**EXERCISE DESCRIPTION:**
Each entry in the listing below should be restated word for word.

**RECORDS FOR THIS EXERCISE:**
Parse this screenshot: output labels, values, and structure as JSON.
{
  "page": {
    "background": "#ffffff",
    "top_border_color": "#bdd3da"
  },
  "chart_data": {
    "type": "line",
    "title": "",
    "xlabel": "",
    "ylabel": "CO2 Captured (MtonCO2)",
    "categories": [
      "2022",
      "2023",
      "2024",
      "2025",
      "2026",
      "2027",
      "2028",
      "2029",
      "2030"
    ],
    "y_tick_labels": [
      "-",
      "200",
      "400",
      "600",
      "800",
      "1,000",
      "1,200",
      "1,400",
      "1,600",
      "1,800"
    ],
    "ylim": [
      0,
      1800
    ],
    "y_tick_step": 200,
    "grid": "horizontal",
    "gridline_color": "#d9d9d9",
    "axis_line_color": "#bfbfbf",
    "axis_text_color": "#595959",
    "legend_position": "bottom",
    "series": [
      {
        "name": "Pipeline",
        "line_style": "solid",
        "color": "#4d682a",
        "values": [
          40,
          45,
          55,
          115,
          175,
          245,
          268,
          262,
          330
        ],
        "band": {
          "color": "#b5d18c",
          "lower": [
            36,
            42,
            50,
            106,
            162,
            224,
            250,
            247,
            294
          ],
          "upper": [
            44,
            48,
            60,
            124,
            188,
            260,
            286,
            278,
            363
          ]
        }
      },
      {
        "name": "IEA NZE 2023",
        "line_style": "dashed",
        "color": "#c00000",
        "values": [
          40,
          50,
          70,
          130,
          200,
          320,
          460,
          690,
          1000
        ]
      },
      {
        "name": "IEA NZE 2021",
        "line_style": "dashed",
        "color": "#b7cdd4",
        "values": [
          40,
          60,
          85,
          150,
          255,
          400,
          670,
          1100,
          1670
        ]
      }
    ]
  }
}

**RESULT FOR THIS EXERCISE:**
Parse this screenshot: output labels, values, and structure as JSON.
{
  "page": {
    "background": "#ffffff",
    "top_border_color": "#bdd3da"
  },
  "chart_data": {
    "type": "line",
    "title": "",
    "xlabel": "",
    "ylabel": "CO2 Captured (MtonCO2)",
    "categories": [
      "2022",
      "2023",
      "2024",
      "2025",
      "2026",
      "2027",
      "2028",
      "2029",
      "2030"
    ],
    "y_tick_labels": [
      "-",
      "200",
      "400",
      "600",
      "800",
      "1,000",
      "1,200",
      "1,400",
      "1,600",
      "1,800"
    ],
    "ylim": [
      0,
      1800
    ],
    "y_tick_step": 200,
    "grid": "horizontal",
    "gridline_color": "#d9d9d9",
    "axis_line_color": "#bfbfbf",
    "axis_text_color": "#595959",
    "legend_position": "bottom",
    "series": [
      {
        "name": "Pipeline",
        "line_style": "solid",
        "color": "#4d682a",
        "values": [
          40,
          45,
          55,
          115,
          175,
          245,
          268,
          262,
          330
        ],
        "band": {
          "color": "#b5d18c",
          "lower": [
            36,
            42,
            50,
            106,
            162,
            224,
            250,
            247,
            294
          ],
          "upper": [
            44,
            48,
            60,
            124,
            188,
            260,
            286,
            278,
            363
          ]
        }
      },
      {
        "name": "IEA NZE 2023",
        "line_style": "dashed",
        "color": "#c00000",
        "values": [
          40,
          50,
          70,
          130,
          200,
          320,
          460,
          690,
          1000
        ]
      },
      {
        "name": "IEA NZE 2021",
        "line_style": "dashed",
        "color": "#b7cdd4",
        "values": [
          40,
          60,
          85,
          150,
          255,
          400,
          670,
          1100,
          1670
        ]
      }
    ]
  }
}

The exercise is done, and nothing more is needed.